#### Goal:
Reproduce the records exactly.

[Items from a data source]
──────────
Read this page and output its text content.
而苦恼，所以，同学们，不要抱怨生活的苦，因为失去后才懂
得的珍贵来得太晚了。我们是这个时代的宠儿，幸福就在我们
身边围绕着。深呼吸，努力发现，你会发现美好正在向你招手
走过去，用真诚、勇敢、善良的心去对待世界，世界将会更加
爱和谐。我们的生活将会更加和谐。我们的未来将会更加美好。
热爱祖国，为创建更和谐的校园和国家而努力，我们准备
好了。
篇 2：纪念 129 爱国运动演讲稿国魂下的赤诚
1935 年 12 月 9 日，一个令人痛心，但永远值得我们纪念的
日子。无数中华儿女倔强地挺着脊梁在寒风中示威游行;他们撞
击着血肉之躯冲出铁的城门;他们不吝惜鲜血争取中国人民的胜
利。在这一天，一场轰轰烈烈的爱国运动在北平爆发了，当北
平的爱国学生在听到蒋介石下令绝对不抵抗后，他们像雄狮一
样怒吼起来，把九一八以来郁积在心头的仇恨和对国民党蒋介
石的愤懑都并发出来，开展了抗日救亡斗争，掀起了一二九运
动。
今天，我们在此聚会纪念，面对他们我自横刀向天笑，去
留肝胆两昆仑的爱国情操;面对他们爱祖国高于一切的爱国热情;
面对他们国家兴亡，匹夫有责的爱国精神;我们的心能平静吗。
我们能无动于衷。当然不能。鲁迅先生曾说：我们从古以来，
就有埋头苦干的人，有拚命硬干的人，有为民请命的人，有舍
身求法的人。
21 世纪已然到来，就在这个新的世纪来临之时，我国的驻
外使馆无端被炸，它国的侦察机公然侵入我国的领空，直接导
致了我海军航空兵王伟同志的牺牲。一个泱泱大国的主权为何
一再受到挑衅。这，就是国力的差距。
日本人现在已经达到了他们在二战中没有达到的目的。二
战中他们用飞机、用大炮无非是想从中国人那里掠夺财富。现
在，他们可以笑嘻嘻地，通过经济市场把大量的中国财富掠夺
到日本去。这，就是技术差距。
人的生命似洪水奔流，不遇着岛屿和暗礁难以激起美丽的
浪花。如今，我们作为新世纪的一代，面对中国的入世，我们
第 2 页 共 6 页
──────────
#### The response:
Read this page and output its text content.
而苦恼，所以，同学们，不要抱怨生活的苦，因为失去后才懂
得的珍贵来得太晚了。我们是这个时代的宠儿，幸福就在我们
身边围绕着。深呼吸，努力发现，你会发现美好正在向你招手
走过去，用真诚、勇敢、善良的心去对待世界，世界将会更加
爱和谐。我们的生活将会更加和谐。我们的未来将会更加美好。
热爱祖国，为创建更和谐的校园和国家而努力，我们准备
好了。
篇 2：纪念 129 爱国运动演讲稿国魂下的赤诚
1935 年 12 月 9 日，一个令人痛心，但永远值得我们纪念的
日子。无数中华儿女倔强地挺着脊梁在寒风中示威游行;他们撞
击着血肉之躯冲出铁的城门;他们不吝惜鲜血争取中国人民的胜
利。在这一天，一场轰轰烈烈的爱国运动在北平爆发了，当北
平的爱国学生在听到蒋介石下令绝对不抵抗后，他们像雄狮一
样怒吼起来，把九一八以来郁积在心头的仇恨和对国民党蒋介
石的愤懑都并发出来，开展了抗日救亡斗争，掀起了一二九运
动。
今天，我们在此聚会纪念，面对他们我自横刀向天笑，去
留肝胆两昆仑的爱国情操;面对他们爱祖国高于一切的爱国热情;
面对他们国家兴亡，匹夫有责的爱国精神;我们的心能平静吗。
我们能无动于衷。当然不能。鲁迅先生曾说：我们从古以来，
就有埋头苦干的人，有拚命硬干的人，有为民请命的人，有舍
身求法的人。
21 世纪已然到来，就在这个新的世纪来临之时，我国的驻
外使馆无端被炸，它国的侦察机公然侵入我国的领空，直接导
致了我海军航空兵王伟同志的牺牲。一个泱泱大国的主权为何
一再受到挑衅。这，就是国力的差距。
日本人现在已经达到了他们在二战中没有达到的目的。二
战中他们用飞机、用大炮无非是想从中国人那里掠夺财富。现
在，他们可以笑嘻嘻地，通过经济市场把大量的中国财富掠夺
到日本去。这，就是技术差距。
人的生命似洪水奔流，不遇着岛屿和暗礁难以激起美丽的
浪花。如今，我们作为新世纪的一代，面对中国的入世，我们
第 2 页 共 6 页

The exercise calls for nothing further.